Collect from the data below each line with "this".

Extracted records:
*-*-*
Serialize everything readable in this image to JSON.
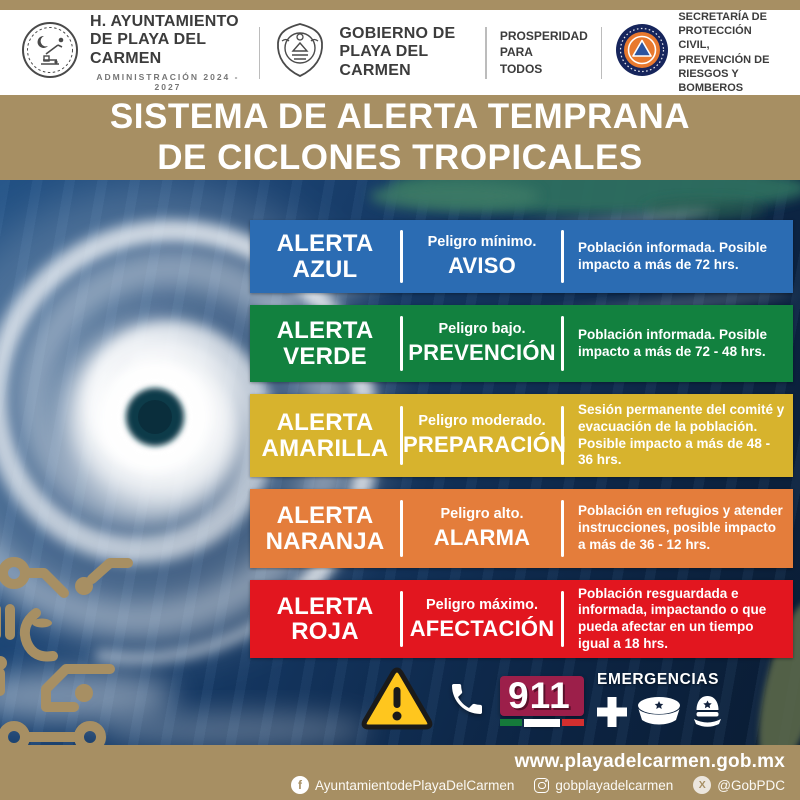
{
  "colors": {
    "tan": "#a78f63",
    "header_text": "#3c3c3c",
    "alert_blue": "#2b6cb3",
    "alert_green": "#12813f",
    "alert_yellow": "#d7b32d",
    "alert_orange": "#e47d3b",
    "alert_red": "#e2161f",
    "badge_911_bg": "#9c1f4a",
    "flag_green": "#157a3a",
    "flag_red": "#d32f2f",
    "warning_yellow": "#ffc61e"
  },
  "header": {
    "municipality": {
      "name": "H. AYUNTAMIENTO\nDE PLAYA DEL CARMEN",
      "administration": "ADMINISTRACIÓN 2024 - 2027"
    },
    "government": {
      "name": "GOBIERNO DE\nPLAYA DEL CARMEN"
    },
    "motto": "PROSPERIDAD\nPARA\nTODOS",
    "secretariat": {
      "name": "SECRETARÍA DE\nPROTECCIÓN CIVIL,\nPREVENCIÓN DE\nRIESGOS Y BOMBEROS"
    }
  },
  "title": "SISTEMA DE ALERTA TEMPRANA\nDE CICLONES TROPICALES",
  "alerts": [
    {
      "name": "ALERTA\nAZUL",
      "danger": "Peligro mínimo.",
      "action": "AVISO",
      "description": "Población informada. Posible impacto a más de 72 hrs.",
      "color": "#2b6cb3"
    },
    {
      "name": "ALERTA\nVERDE",
      "danger": "Peligro bajo.",
      "action": "PREVENCIÓN",
      "description": "Población informada. Posible impacto a más de 72 - 48 hrs.",
      "color": "#12813f"
    },
    {
      "name": "ALERTA\nAMARILLA",
      "danger": "Peligro moderado.",
      "action": "PREPARACIÓN",
      "description": "Sesión permanente del comité y evacuación de la población. Posible impacto a más de 48 - 36 hrs.",
      "color": "#d7b32d"
    },
    {
      "name": "ALERTA\nNARANJA",
      "danger": "Peligro alto.",
      "action": "ALARMA",
      "description": "Población en refugios y atender instrucciones, posible impacto a más de 36 - 12 hrs.",
      "color": "#e47d3b"
    },
    {
      "name": "ALERTA\nROJA",
      "danger": "Peligro máximo.",
      "action": "AFECTACIÓN",
      "description": "Población resguardada e informada, impactando o que pueda afectar en un tiempo igual a 18 hrs.",
      "color": "#e2161f"
    }
  ],
  "emergency": {
    "number": "911",
    "label": "EMERGENCIAS"
  },
  "footer": {
    "website": "www.playadelcarmen.gob.mx",
    "social": [
      {
        "network": "facebook",
        "handle": "AyuntamientodePlayaDelCarmen"
      },
      {
        "network": "instagram",
        "handle": "gobplayadelcarmen"
      },
      {
        "network": "x",
        "handle": "@GobPDC"
      }
    ]
  }
}
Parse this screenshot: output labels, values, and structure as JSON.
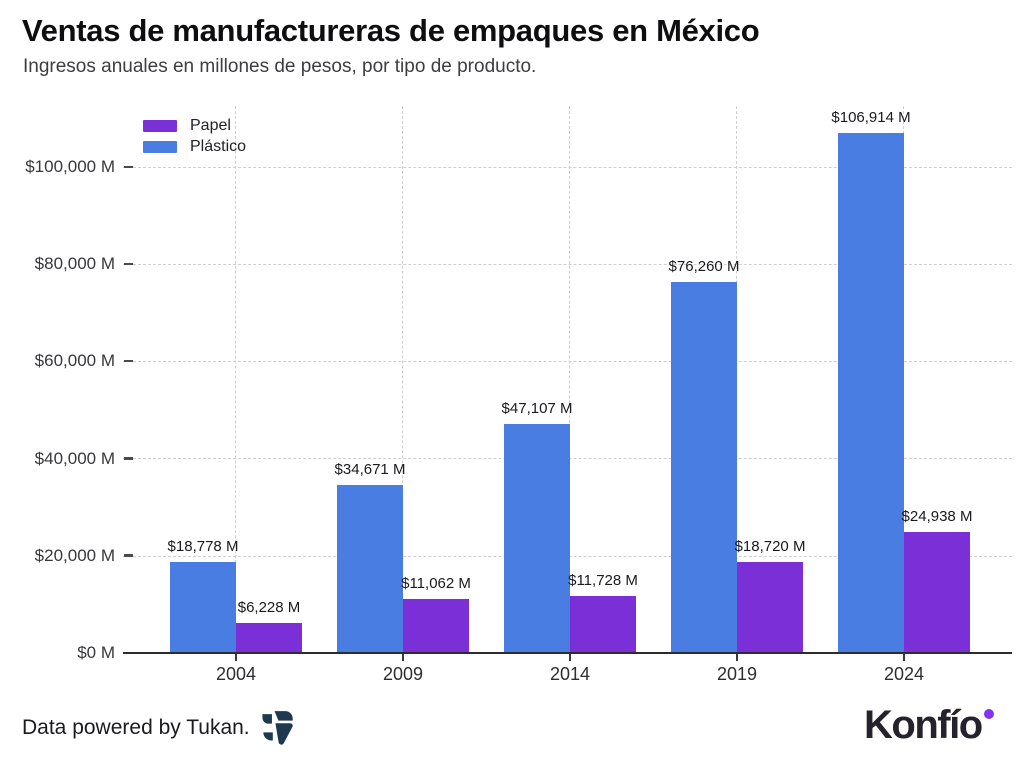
{
  "header": {
    "title": "Ventas de manufactureras de empaques en México",
    "subtitle": "Ingresos anuales en millones de pesos, por tipo de producto."
  },
  "legend": {
    "items": [
      {
        "label": "Papel",
        "color": "#7b2fd6"
      },
      {
        "label": "Plástico",
        "color": "#4a7de2"
      }
    ]
  },
  "chart_data": {
    "type": "bar",
    "title": "Ventas de manufactureras de empaques en México",
    "subtitle": "Ingresos anuales en millones de pesos, por tipo de producto.",
    "categories": [
      "2004",
      "2009",
      "2014",
      "2019",
      "2024"
    ],
    "series": [
      {
        "name": "Plástico",
        "color": "#4a7de2",
        "values": [
          18778,
          34671,
          47107,
          76260,
          106914
        ],
        "value_labels": [
          "$18,778 M",
          "$34,671 M",
          "$47,107 M",
          "$76,260 M",
          "$106,914 M"
        ]
      },
      {
        "name": "Papel",
        "color": "#7b2fd6",
        "values": [
          6228,
          11062,
          11728,
          18720,
          24938
        ],
        "value_labels": [
          "$6,228 M",
          "$11,062 M",
          "$11,728 M",
          "$18,720 M",
          "$24,938 M"
        ]
      }
    ],
    "yticks": [
      0,
      20000,
      40000,
      60000,
      80000,
      100000
    ],
    "ytick_labels": [
      "$0 M",
      "$20,000 M",
      "$40,000 M",
      "$60,000 M",
      "$80,000 M",
      "$100,000 M"
    ],
    "ylim": [
      0,
      112500
    ],
    "grid": "dashed horizontal and vertical",
    "legend_position": "top-left"
  },
  "footer": {
    "credit": "Data powered by Tukan.",
    "brand": "Konfío",
    "icons": {
      "tukan": "tukan-logo-icon",
      "konfio_dot": "konfio-dot-icon"
    },
    "colors": {
      "tukan_navy": "#1e3950",
      "konfio_dot": "#8633f0"
    }
  }
}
*-*-*
Task solution:
Serialize everything readable in this image to JSON.
Parse this screenshot: output labels, values, and structure as JSON.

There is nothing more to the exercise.